## Task instructions
Find the lines that hold "Hermaphrodita". Report only how many there are.
####
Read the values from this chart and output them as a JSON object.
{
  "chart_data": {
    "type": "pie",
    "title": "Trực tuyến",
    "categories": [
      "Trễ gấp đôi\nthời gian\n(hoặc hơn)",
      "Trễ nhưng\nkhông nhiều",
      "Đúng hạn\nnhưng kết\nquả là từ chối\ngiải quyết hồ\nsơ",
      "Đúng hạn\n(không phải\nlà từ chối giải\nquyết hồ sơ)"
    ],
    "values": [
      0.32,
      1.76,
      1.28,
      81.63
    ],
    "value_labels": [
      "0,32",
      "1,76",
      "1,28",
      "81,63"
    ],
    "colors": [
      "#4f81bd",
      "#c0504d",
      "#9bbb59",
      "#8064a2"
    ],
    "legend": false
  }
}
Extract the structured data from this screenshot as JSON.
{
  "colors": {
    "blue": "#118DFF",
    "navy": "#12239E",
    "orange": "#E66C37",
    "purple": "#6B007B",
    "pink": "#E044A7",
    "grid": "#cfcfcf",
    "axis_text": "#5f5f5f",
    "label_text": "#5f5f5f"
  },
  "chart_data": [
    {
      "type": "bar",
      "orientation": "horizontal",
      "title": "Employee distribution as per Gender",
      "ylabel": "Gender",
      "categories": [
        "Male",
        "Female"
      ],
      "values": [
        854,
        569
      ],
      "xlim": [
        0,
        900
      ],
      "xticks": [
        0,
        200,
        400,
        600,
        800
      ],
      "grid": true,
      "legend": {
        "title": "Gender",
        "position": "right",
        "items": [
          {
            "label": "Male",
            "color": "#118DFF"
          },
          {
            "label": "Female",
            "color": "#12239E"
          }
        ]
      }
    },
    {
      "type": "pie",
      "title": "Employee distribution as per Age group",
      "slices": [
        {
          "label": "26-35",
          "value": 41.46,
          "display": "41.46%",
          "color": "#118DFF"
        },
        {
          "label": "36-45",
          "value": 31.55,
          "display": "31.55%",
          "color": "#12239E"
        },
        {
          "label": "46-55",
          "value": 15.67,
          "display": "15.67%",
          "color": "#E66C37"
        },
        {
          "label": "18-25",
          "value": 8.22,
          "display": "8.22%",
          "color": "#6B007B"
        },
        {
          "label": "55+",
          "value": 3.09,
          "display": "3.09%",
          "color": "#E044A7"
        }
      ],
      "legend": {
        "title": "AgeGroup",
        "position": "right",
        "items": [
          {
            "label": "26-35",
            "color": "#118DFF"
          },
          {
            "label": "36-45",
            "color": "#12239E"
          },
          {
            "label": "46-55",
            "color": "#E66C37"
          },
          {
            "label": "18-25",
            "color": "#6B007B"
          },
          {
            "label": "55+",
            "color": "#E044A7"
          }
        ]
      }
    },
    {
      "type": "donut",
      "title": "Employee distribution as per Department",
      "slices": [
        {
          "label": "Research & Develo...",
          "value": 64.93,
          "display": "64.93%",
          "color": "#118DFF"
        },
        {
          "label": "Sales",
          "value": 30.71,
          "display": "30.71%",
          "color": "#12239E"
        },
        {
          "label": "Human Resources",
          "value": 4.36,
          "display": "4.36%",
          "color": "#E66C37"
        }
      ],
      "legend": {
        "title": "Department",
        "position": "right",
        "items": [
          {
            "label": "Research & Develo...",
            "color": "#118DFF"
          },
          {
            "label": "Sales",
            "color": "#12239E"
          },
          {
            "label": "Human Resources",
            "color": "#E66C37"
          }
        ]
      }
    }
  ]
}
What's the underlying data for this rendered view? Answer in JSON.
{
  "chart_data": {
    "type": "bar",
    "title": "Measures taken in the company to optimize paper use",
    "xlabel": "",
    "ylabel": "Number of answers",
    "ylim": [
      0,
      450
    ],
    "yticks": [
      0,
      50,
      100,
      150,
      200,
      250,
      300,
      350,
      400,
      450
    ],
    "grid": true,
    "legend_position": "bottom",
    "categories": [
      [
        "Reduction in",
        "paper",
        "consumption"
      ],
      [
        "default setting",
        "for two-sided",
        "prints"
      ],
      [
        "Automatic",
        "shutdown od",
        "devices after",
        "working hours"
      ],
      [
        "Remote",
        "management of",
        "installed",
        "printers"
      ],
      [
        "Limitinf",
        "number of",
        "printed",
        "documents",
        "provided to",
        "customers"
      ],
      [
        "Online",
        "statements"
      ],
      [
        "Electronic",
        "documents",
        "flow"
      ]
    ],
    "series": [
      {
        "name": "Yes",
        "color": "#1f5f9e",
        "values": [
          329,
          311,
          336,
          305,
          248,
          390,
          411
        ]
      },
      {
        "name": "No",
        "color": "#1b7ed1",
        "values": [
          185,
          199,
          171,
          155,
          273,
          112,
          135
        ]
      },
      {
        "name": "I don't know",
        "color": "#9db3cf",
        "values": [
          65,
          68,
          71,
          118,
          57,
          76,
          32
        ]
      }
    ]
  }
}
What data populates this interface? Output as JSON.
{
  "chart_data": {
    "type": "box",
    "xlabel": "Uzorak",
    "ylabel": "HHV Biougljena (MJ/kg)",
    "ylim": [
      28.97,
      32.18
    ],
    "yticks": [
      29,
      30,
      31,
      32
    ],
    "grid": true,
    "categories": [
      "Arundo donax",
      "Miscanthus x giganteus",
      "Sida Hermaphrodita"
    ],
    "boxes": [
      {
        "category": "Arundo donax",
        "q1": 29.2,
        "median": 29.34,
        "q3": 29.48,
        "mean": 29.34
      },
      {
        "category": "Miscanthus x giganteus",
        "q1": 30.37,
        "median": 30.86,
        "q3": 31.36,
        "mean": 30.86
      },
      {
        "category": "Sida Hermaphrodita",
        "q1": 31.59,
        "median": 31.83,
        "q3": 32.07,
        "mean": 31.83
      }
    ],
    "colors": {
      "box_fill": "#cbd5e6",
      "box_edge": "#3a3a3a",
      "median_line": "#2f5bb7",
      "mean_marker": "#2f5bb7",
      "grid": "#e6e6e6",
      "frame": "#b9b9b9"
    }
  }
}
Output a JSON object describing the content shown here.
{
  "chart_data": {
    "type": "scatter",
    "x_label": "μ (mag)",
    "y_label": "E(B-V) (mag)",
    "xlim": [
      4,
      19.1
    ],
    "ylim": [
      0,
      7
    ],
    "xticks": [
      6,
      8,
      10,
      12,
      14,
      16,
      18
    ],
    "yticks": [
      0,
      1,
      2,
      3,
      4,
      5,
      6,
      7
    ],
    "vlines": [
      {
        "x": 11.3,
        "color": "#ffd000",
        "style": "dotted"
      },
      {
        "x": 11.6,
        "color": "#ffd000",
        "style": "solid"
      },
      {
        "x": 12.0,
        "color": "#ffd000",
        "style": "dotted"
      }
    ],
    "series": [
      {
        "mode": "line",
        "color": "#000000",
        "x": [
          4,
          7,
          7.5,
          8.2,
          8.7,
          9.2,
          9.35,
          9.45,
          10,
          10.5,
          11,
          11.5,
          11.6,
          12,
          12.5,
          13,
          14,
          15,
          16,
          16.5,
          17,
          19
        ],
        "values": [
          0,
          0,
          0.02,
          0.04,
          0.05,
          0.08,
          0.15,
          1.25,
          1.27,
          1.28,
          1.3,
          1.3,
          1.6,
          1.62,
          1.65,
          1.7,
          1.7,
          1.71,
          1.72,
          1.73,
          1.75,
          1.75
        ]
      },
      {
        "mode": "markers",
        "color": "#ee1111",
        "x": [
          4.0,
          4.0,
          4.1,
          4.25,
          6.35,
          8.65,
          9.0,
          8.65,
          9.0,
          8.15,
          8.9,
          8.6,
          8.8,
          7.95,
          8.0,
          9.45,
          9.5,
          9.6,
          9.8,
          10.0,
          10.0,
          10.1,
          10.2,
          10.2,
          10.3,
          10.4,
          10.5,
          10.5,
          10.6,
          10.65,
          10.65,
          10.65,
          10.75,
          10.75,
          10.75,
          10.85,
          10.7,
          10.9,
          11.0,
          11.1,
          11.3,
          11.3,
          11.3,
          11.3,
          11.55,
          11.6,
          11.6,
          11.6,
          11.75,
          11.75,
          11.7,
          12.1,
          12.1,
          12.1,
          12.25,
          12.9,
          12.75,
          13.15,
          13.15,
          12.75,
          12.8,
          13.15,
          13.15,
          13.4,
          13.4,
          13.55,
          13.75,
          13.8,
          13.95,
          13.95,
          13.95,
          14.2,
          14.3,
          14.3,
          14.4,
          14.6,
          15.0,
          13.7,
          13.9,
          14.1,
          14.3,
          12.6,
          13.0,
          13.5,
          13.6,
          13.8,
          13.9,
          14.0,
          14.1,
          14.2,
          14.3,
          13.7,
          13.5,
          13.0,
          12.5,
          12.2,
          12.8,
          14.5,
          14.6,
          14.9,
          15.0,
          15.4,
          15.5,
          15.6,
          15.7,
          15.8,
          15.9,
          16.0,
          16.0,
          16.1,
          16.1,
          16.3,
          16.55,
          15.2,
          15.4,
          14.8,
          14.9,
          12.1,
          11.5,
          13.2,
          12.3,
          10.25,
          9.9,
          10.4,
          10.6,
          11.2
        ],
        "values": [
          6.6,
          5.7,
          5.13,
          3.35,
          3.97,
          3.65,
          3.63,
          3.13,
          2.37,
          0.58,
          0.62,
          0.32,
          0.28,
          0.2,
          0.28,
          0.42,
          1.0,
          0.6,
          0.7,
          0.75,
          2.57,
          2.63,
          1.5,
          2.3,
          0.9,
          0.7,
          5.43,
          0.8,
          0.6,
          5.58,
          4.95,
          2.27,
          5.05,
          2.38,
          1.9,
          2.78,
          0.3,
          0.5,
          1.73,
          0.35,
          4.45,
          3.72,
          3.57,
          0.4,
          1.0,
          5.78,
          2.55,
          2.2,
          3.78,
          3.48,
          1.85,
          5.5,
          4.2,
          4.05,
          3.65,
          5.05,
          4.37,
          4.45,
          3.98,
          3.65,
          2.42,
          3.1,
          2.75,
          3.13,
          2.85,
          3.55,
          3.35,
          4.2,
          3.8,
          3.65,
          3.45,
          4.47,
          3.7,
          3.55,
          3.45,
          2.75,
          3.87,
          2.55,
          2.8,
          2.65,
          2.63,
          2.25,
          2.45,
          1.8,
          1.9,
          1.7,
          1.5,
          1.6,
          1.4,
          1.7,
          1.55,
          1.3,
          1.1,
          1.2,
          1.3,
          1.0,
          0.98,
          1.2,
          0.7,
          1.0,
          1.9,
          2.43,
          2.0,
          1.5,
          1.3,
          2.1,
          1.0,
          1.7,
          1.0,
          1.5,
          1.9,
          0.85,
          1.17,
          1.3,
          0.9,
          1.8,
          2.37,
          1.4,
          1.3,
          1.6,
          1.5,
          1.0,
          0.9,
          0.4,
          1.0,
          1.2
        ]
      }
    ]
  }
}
####
## Written solution
2